Work to complete → Without the images, write out all of the following entries exactly.

Records to process →
++++

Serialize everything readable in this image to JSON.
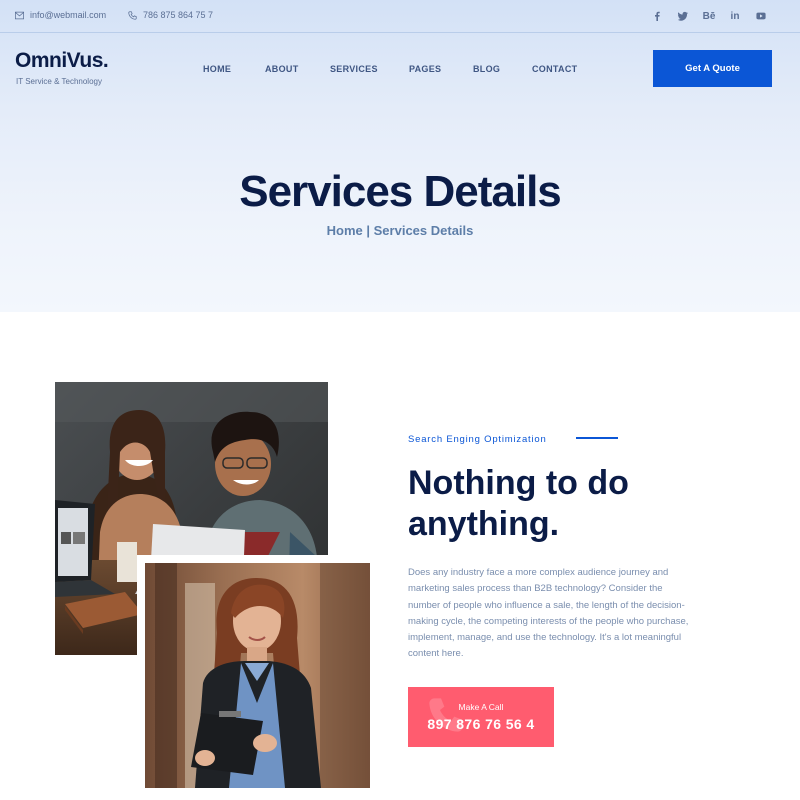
{
  "topbar": {
    "email": "info@webmail.com",
    "phone": "786 875 864 75 7",
    "socials": [
      {
        "icon": "facebook-icon",
        "glyph": "f"
      },
      {
        "icon": "twitter-icon",
        "glyph": ""
      },
      {
        "icon": "behance-icon",
        "glyph": "Bē"
      },
      {
        "icon": "linkedin-icon",
        "glyph": "in"
      },
      {
        "icon": "youtube-icon",
        "glyph": ""
      }
    ]
  },
  "brand": {
    "name": "OmniVus.",
    "tagline": "IT Service & Technology"
  },
  "nav": {
    "items": [
      "HOME",
      "ABOUT",
      "SERVICES",
      "PAGES",
      "BLOG",
      "CONTACT"
    ],
    "cta": "Get A Quote"
  },
  "hero": {
    "title": "Services Details",
    "breadcrumb": {
      "home": "Home",
      "separator": "|",
      "current": "Services Details"
    }
  },
  "content": {
    "kicker": "Search Enging Optimization",
    "headline": "Nothing to do anything.",
    "paragraph": "Does any industry face a more complex audience journey and marketing sales process than B2B technology? Consider the number of people who influence a sale, the length of the decision-making cycle, the competing interests of the people who purchase, implement, manage, and use the technology. It's a lot meaningful content here.",
    "call": {
      "label": "Make A Call",
      "number": "897 876 76 56 4"
    }
  },
  "colors": {
    "primary": "#0b56d6",
    "dark": "#0b1c47",
    "accent": "#ff5c6f",
    "muted": "#7a8eae"
  }
}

++++

Response to this task →
Serialize everything readable in this image to JSON.
{
  "topbar": {
    "email": "info@webmail.com",
    "phone": "786 875 864 75 7",
    "socials": [
      {
        "icon": "facebook-icon",
        "glyph": "f"
      },
      {
        "icon": "twitter-icon",
        "glyph": ""
      },
      {
        "icon": "behance-icon",
        "glyph": "Bē"
      },
      {
        "icon": "linkedin-icon",
        "glyph": "in"
      },
      {
        "icon": "youtube-icon",
        "glyph": ""
      }
    ]
  },
  "brand": {
    "name": "OmniVus.",
    "tagline": "IT Service & Technology"
  },
  "nav": {
    "items": [
      "HOME",
      "ABOUT",
      "SERVICES",
      "PAGES",
      "BLOG",
      "CONTACT"
    ],
    "cta": "Get A Quote"
  },
  "hero": {
    "title": "Services Details",
    "breadcrumb": {
      "home": "Home",
      "separator": "|",
      "current": "Services Details"
    }
  },
  "content": {
    "kicker": "Search Enging Optimization",
    "headline": "Nothing to do anything.",
    "paragraph": "Does any industry face a more complex audience journey and marketing sales process than B2B technology? Consider the number of people who influence a sale, the length of the decision-making cycle, the competing interests of the people who purchase, implement, manage, and use the technology. It's a lot meaningful content here.",
    "call": {
      "label": "Make A Call",
      "number": "897 876 76 56 4"
    }
  },
  "colors": {
    "primary": "#0b56d6",
    "dark": "#0b1c47",
    "accent": "#ff5c6f",
    "muted": "#7a8eae"
  }
}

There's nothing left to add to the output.